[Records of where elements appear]
..............................
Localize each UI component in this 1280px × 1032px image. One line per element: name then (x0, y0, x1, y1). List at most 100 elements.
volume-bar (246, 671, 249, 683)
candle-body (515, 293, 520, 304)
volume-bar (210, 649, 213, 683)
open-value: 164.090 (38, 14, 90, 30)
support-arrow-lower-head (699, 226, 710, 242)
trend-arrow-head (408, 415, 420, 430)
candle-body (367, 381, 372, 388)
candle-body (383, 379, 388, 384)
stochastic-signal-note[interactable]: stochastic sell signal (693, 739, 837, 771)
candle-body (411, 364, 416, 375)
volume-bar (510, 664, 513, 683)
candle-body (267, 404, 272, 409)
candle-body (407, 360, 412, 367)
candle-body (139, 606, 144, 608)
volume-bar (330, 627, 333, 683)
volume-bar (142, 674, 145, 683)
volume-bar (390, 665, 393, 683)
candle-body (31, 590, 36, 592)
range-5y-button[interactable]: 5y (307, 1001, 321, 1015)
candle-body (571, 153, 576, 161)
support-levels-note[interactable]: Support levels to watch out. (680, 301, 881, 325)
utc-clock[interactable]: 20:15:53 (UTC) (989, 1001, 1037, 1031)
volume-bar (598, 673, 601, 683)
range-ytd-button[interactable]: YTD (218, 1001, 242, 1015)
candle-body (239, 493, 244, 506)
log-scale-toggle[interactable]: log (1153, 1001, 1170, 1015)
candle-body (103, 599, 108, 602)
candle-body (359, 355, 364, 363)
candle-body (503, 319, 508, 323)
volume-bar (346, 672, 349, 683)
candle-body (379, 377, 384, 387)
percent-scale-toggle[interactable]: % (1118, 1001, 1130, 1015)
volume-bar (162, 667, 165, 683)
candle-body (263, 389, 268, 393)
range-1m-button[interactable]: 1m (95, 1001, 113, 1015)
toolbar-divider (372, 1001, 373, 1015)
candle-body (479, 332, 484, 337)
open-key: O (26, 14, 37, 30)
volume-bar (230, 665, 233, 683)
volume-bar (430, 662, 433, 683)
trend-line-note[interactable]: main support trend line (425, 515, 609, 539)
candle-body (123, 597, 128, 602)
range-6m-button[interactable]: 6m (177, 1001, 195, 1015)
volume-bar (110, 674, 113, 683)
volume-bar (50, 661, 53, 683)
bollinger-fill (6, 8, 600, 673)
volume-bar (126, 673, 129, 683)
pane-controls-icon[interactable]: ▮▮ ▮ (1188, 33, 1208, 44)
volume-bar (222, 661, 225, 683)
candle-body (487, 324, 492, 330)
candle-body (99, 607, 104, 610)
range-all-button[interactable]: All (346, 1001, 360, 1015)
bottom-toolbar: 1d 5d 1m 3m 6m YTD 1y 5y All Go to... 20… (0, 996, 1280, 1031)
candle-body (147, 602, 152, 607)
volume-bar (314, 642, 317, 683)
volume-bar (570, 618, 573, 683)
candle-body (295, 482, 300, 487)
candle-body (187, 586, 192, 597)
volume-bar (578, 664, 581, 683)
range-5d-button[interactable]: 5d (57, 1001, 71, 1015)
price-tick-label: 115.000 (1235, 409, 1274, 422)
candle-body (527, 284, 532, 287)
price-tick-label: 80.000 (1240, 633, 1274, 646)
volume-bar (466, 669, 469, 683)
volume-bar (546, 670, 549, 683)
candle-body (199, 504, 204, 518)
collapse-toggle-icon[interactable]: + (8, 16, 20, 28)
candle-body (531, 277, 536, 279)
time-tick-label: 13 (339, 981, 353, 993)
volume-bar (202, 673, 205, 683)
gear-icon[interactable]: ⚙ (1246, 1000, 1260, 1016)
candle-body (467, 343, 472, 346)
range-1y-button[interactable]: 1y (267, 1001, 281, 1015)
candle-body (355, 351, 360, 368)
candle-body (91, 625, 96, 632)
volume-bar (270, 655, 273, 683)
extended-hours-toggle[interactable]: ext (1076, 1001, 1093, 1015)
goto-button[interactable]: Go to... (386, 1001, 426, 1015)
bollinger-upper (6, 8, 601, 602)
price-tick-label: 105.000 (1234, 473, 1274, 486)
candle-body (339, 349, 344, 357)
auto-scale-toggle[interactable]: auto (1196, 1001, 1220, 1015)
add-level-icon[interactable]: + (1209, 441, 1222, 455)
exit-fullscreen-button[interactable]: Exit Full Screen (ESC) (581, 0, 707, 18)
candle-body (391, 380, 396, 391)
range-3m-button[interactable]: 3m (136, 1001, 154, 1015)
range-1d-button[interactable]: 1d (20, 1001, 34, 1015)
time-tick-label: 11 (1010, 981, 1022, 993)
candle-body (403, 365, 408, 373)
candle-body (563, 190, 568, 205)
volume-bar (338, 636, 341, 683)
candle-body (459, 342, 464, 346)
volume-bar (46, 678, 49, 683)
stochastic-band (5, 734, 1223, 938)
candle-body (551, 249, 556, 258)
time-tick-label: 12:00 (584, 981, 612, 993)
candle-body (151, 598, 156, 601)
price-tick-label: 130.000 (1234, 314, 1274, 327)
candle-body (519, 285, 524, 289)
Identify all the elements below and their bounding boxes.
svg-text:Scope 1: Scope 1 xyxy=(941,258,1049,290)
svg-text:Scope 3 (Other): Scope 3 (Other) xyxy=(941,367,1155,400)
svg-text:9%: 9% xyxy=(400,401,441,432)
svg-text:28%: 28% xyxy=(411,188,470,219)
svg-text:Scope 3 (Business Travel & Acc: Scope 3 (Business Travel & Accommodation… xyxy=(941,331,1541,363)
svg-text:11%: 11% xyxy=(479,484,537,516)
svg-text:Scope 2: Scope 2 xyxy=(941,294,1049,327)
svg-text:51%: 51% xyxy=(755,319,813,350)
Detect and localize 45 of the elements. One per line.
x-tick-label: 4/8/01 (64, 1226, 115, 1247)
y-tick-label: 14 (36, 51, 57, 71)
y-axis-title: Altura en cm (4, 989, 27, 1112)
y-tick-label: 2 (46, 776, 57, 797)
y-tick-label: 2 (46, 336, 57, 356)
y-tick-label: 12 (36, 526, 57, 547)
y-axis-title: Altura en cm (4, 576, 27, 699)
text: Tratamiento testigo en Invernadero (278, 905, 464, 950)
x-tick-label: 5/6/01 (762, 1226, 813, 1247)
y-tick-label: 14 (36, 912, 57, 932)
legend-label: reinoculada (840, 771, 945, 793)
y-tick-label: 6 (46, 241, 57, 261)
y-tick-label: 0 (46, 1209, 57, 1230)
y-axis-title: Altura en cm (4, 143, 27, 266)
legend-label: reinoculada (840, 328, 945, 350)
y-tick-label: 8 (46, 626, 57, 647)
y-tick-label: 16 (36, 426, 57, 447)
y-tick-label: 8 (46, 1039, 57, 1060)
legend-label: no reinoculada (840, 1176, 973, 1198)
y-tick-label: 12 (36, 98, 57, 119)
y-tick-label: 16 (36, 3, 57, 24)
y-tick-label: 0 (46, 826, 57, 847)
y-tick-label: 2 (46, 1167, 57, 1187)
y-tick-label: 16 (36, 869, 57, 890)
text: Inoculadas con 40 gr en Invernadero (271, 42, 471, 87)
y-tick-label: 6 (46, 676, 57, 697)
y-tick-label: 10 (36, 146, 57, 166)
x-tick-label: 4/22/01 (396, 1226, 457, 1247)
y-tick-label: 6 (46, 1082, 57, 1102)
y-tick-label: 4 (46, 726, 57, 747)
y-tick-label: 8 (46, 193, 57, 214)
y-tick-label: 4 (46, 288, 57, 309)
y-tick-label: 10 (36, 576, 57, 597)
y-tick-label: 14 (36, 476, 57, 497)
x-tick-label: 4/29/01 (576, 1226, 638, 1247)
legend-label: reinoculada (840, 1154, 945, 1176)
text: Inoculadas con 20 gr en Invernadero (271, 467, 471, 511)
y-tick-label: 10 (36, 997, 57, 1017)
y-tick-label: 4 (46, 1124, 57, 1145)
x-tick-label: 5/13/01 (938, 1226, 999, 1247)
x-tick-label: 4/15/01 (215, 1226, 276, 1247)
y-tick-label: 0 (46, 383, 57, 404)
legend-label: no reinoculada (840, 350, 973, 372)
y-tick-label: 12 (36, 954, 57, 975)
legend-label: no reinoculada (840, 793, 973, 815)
..............................
REQUIREMENTS >> Copy the material word for word from its first line through the line containing "candle-body (383, 379, 388, 384)", including that line.

CORRECT ANSWER >>
Localize each UI component in this 1280px × 1032px image. One line per element: name then (x0, y0, x1, y1). List at most 100 elements.
volume-bar (246, 671, 249, 683)
candle-body (515, 293, 520, 304)
volume-bar (210, 649, 213, 683)
open-value: 164.090 (38, 14, 90, 30)
support-arrow-lower-head (699, 226, 710, 242)
trend-arrow-head (408, 415, 420, 430)
candle-body (367, 381, 372, 388)
candle-body (383, 379, 388, 384)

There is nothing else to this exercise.